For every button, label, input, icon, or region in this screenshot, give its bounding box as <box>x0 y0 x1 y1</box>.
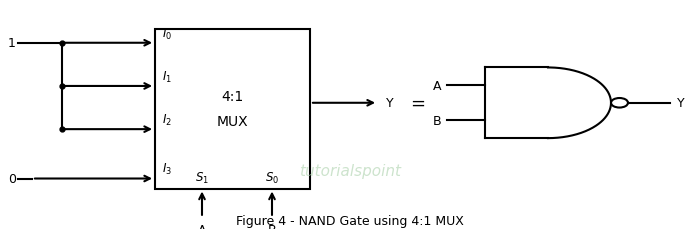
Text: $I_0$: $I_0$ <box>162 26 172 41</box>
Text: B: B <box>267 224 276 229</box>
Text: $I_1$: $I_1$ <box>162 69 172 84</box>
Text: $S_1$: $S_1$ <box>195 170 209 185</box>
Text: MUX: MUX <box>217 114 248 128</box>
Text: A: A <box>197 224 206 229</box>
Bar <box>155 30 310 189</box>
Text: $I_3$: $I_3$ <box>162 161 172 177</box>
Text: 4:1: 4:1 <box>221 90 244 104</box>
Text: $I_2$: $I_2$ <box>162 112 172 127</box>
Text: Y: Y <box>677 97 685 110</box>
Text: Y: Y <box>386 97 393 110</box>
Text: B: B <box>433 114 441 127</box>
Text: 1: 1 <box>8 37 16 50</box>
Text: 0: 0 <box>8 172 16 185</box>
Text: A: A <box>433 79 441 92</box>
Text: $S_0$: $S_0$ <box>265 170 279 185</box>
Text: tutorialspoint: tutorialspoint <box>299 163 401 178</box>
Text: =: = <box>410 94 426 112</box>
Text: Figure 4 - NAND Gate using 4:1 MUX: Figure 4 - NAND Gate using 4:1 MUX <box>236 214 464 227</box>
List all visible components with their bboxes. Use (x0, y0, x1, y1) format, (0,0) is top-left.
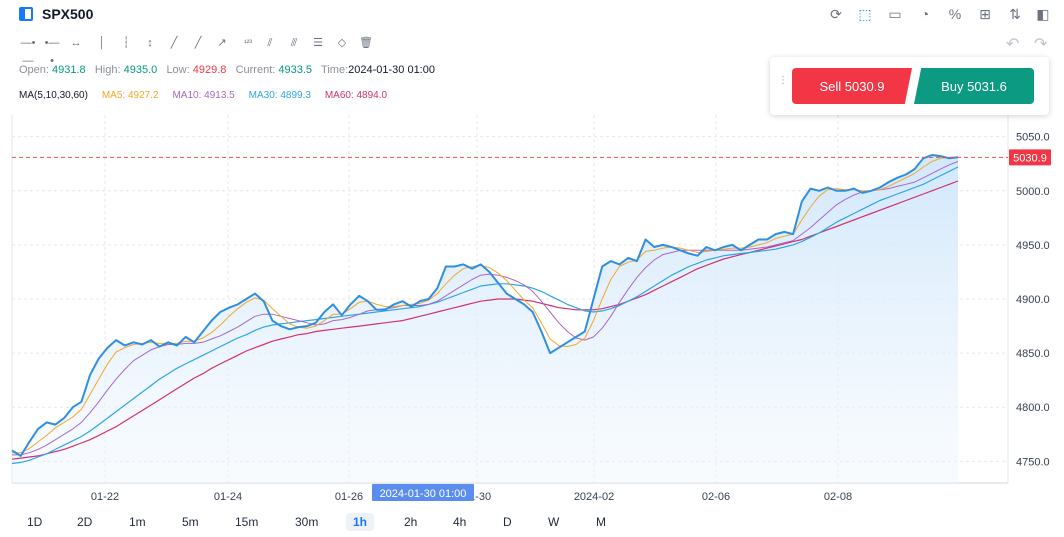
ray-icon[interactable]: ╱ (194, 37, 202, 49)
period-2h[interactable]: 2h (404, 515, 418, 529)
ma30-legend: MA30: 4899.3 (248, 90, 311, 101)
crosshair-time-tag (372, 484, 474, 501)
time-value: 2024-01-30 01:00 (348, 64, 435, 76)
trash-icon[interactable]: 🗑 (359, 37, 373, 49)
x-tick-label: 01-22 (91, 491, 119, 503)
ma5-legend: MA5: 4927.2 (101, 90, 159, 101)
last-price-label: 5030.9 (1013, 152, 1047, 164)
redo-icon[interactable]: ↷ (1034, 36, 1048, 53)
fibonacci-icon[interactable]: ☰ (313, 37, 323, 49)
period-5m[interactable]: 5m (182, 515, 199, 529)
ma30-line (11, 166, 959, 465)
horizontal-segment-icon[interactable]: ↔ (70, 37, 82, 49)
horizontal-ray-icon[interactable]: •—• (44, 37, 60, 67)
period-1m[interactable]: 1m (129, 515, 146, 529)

○ ○ ○ ○ ○

** Do this **
Retype every line of the data above without changing anything, and leave out the pictures.

** Task answer **
For every button, label, input, icon, or region in this screenshot, give its bounding box as <box>x0 y0 x1 y1</box>.
Text: $I_0$: $I_0$ <box>162 26 172 41</box>
Text: B: B <box>267 224 276 229</box>
Text: $I_1$: $I_1$ <box>162 69 172 84</box>
Text: $S_1$: $S_1$ <box>195 170 209 185</box>
Text: MUX: MUX <box>217 114 248 128</box>
Text: A: A <box>197 224 206 229</box>
Bar <box>155 30 310 189</box>
Text: $I_3$: $I_3$ <box>162 161 172 177</box>
Text: 4:1: 4:1 <box>221 90 244 104</box>
Text: $I_2$: $I_2$ <box>162 112 172 127</box>
Text: Y: Y <box>677 97 685 110</box>
Text: Y: Y <box>386 97 393 110</box>
Text: B: B <box>433 114 441 127</box>
Text: 1: 1 <box>8 37 16 50</box>
Text: 0: 0 <box>8 172 16 185</box>
Text: A: A <box>433 79 441 92</box>
Text: $S_0$: $S_0$ <box>265 170 279 185</box>
Text: tutorialspoint: tutorialspoint <box>299 163 401 178</box>
Text: =: = <box>410 94 426 112</box>
Text: Figure 4 - NAND Gate using 4:1 MUX: Figure 4 - NAND Gate using 4:1 MUX <box>236 214 464 227</box>
List all visible components with their bboxes. Use (x0, y0, x1, y1) format, (0,0) is top-left.
ray-icon[interactable]: ╱ (194, 37, 202, 49)
period-2h[interactable]: 2h (404, 515, 418, 529)
ma30-legend: MA30: 4899.3 (248, 90, 311, 101)
crosshair-time-tag (372, 484, 474, 501)
time-value: 2024-01-30 01:00 (348, 64, 435, 76)
trash-icon[interactable]: 🗑 (359, 37, 373, 49)
x-tick-label: 01-22 (91, 491, 119, 503)
ma5-legend: MA5: 4927.2 (101, 90, 159, 101)
last-price-label: 5030.9 (1013, 152, 1047, 164)
redo-icon[interactable]: ↷ (1034, 36, 1048, 53)
fibonacci-icon[interactable]: ☰ (313, 37, 323, 49)
period-5m[interactable]: 5m (182, 515, 199, 529)
ma30-line (11, 166, 959, 465)
horizontal-segment-icon[interactable]: ↔ (70, 37, 82, 49)
horizontal-ray-icon[interactable]: •—• (44, 37, 60, 67)
period-1m[interactable]: 1m (129, 515, 146, 529)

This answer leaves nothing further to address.